> Work required
Copy every line from the data below in which the string "hatten" can be found.

> Input data
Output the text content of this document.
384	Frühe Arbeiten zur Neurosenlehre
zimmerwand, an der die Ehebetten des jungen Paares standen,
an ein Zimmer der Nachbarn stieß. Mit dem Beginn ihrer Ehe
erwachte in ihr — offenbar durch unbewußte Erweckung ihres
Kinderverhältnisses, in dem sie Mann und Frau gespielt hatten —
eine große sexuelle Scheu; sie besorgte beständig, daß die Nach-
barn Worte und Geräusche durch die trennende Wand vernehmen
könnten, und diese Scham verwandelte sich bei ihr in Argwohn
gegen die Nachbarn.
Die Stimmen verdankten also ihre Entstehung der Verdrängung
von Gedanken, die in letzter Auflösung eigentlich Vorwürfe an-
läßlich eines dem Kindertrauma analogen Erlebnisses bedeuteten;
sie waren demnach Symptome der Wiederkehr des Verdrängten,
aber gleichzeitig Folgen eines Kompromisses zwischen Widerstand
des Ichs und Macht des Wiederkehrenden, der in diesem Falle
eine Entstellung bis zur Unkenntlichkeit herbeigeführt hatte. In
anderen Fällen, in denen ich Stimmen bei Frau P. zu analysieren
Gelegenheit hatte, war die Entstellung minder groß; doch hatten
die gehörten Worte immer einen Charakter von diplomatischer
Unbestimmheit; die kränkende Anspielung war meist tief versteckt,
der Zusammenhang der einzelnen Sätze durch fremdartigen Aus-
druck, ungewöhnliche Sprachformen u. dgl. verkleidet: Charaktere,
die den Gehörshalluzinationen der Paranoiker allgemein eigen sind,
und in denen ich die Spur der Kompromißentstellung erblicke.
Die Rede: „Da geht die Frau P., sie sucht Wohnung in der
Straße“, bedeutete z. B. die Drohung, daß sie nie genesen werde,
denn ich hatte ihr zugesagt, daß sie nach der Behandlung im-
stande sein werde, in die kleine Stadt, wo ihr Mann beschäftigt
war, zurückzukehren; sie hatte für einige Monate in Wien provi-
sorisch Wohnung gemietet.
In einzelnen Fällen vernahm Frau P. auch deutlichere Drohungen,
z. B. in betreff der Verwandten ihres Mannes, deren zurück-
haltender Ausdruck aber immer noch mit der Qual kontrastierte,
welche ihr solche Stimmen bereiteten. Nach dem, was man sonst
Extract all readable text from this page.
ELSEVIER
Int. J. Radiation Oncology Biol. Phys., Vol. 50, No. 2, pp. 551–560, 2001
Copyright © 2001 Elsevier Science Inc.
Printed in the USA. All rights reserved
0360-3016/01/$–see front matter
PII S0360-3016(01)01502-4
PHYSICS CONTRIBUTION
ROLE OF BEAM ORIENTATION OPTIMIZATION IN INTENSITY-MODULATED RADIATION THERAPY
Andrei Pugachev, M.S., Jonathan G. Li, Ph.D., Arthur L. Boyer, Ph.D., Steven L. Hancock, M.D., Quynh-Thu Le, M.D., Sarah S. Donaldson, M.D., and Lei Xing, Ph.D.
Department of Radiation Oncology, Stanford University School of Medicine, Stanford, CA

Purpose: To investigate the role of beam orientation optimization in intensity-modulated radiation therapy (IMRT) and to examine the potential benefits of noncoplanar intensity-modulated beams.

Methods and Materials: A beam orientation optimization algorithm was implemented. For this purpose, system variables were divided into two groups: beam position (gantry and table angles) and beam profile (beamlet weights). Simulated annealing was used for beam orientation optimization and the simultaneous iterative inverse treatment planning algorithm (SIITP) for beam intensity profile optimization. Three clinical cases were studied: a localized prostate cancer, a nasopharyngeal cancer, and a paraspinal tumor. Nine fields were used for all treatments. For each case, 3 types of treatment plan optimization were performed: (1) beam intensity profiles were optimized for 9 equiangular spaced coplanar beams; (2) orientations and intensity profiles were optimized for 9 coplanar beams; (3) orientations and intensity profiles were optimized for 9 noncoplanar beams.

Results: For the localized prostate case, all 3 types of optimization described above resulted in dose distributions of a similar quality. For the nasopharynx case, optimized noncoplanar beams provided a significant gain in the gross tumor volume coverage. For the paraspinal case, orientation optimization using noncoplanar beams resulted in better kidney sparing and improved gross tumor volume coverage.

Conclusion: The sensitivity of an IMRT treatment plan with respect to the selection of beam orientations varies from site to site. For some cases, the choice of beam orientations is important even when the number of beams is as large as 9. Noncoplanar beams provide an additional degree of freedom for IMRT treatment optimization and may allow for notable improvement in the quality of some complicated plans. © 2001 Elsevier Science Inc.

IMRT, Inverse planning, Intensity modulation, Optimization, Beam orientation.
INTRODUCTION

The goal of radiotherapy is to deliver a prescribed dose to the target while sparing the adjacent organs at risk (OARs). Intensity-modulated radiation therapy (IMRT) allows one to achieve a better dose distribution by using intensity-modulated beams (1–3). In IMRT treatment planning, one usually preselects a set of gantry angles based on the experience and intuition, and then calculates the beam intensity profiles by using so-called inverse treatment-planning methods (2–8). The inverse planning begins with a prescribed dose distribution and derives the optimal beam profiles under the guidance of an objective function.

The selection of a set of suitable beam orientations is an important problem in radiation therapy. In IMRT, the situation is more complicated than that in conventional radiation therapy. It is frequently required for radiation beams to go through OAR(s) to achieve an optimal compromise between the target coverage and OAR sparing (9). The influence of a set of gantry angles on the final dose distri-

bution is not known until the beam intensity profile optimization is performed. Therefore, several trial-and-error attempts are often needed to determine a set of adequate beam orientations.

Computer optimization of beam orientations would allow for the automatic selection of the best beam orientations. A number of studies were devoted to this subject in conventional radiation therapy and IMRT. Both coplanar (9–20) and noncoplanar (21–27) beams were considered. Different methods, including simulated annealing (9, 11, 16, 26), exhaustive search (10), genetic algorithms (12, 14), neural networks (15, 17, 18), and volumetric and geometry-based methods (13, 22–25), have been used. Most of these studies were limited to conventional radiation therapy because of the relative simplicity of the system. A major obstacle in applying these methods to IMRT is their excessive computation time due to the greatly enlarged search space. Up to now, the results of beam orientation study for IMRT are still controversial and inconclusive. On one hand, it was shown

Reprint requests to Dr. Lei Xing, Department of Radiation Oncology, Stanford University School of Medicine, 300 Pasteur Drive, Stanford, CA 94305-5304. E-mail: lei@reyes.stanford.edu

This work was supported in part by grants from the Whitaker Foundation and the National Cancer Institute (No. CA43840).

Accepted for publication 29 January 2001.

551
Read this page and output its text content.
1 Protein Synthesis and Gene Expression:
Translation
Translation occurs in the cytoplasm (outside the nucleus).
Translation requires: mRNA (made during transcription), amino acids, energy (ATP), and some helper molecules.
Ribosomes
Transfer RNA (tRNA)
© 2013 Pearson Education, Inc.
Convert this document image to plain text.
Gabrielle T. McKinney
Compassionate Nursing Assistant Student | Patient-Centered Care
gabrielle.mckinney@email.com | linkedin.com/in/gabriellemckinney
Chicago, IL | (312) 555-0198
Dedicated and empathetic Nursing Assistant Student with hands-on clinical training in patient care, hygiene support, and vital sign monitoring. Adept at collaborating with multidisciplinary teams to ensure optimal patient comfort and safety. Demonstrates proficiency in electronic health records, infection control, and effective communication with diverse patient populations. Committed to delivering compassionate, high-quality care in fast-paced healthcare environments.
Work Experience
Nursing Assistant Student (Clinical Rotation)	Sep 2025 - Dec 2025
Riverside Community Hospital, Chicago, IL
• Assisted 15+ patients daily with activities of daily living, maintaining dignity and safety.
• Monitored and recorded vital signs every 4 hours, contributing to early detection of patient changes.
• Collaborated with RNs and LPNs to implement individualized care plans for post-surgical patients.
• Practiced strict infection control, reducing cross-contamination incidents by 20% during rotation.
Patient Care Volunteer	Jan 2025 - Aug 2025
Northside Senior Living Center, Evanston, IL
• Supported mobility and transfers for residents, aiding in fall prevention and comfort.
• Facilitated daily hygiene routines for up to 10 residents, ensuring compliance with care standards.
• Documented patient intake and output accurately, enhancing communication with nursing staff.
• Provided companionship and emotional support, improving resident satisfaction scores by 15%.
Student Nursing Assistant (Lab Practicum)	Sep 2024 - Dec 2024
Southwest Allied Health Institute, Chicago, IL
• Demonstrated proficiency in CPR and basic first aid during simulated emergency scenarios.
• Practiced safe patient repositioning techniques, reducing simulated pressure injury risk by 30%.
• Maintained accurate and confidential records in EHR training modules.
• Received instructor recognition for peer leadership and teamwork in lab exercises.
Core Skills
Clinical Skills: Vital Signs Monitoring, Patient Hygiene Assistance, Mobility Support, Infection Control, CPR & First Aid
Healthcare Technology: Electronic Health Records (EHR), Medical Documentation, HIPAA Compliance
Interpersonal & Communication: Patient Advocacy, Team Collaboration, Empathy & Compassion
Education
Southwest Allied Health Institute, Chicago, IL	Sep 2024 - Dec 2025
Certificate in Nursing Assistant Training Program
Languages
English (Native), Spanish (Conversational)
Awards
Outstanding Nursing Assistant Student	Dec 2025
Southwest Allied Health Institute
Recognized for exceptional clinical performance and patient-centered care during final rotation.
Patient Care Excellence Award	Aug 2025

> Solved problem
Kinderverhältnisses, in dem sie Mann und Frau gespielt hatten —
Gelegenheit hatte, war die Entstellung minder groß; doch hatten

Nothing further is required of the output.